**Stated exercise 1**
Copy the annotated region listing rows verbatim, from the first row through the row containing "paragraph-2-text: D'un tratto", including both.

**Supplied passage**
Honda Motor Company began as a motorcycle engine producer in Japan in 1946. The company expanded operations to include automobile production and opened its first retail location in the United States in 1959. Throughout the 1990s, Honda improved its line of fuel-efficient compact models available in the U.S.
The Civic line is Honda's symbol of compact stylish design and front-wheel drive fuel efficiency. Available body types include the DX hatchback and sedan, an LX sedan, a sporty CRX coupe and a wagon. Early 1990 models have more refined body styles than earlier offerings and they incorporate an available 1.5-liter 16-valve engine. All models built in the 1990s feature an independent suspension on each wheel and they incorporate fuel-injected engines. The LX sedan offers features such as power windows and locks, intermittent windshield wipers and additional options not available on other earlier Civics. Mid-90s Civic engines increased to 125 hp and have additional safety features such as anti-lock brakes and driver-side airbags on certain models. The EX type trim model, introduced in mid-decade, is built with a 1.6-liter engine. Throughout the remainder of the decade, Honda continued to refine features of the Civic, such as offering air-conditioning and improved handling with modified suspension and wheel designs.
Accord models are larger than the Civic and early 90s models feature a standard 2.2-liter, 125-hp engine. Body trim models include DX, LX and EX, which features a 130-hp engine. Accord models from the decade are available as a coupe with a notchback or a sedan. In addition, electronic automatic transmission control and motorized front shoulder belts characterize the Accord offerings. The Accord wagon began production in the 1991 model year with available leather seats, a 140-hp engine and anti-lock brakes. Mid-90s Accord improvements include new body styles, increased engine power, advanced transmissions and standard driver and front passenger airbags. A V6 engine is available in Accords built in 1995 and later. The Accords of 1998 have a complete body style reconfiguration providing additional seven-cubic feet of space for occupants, which moves the car from compact status to a mid-size vehicle.

[Annotated region listings]
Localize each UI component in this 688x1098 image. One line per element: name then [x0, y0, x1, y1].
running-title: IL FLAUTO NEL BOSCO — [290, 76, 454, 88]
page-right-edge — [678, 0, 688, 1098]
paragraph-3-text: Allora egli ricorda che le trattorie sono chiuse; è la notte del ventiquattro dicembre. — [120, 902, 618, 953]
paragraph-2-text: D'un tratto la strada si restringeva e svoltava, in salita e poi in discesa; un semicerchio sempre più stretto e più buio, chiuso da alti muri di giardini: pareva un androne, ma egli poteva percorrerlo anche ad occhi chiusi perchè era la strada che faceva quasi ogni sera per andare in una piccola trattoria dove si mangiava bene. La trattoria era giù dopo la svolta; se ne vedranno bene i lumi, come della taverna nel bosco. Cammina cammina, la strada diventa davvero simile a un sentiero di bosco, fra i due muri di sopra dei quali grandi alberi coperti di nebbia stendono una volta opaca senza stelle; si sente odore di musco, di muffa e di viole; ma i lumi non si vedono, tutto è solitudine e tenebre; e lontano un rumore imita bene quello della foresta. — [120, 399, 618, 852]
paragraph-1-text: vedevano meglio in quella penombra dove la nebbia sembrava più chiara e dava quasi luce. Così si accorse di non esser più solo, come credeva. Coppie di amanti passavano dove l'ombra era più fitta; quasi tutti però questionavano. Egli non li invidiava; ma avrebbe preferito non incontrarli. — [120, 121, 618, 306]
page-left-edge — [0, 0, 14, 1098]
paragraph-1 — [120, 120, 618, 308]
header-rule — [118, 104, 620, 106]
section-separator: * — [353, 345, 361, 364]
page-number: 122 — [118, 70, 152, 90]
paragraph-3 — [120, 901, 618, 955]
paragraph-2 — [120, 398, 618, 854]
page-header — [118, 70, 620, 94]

**Stated exercise 2**
In the Honda passage, in which model year did the Accord wagon begin production?

**Full answer 1**
Localize each UI component in this 688x1098 image. One line per element: name then [x0, y0, x1, y1].
running-title: IL FLAUTO NEL BOSCO — [290, 76, 454, 88]
page-right-edge — [678, 0, 688, 1098]
paragraph-3-text: Allora egli ricorda che le trattorie sono chiuse; è la notte del ventiquattro dicembre. — [120, 902, 618, 953]
paragraph-2-text: D'un tratto la strada si restringeva e svoltava, in salita e poi in discesa; un semicerchio sempre più stretto e più buio, chiuso da alti muri di giardini: pareva un androne, ma egli poteva percorrerlo anche ad occhi chiusi perchè era la strada che faceva quasi ogni sera per andare in una piccola trattoria dove si mangiava bene. La trattoria era giù dopo la svolta; se ne vedranno bene i lumi, come della taverna nel bosco. Cammina cammina, la strada diventa davvero simile a un sentiero di bosco, fra i due muri di sopra dei quali grandi alberi coperti di nebbia stendono una volta opaca senza stelle; si sente odore di musco, di muffa e di viole; ma i lumi non si vedono, tutto è solitudine e tenebre; e lontano un rumore imita bene quello della foresta. — [120, 399, 618, 852]

**Full answer 2**
The 1991 model year.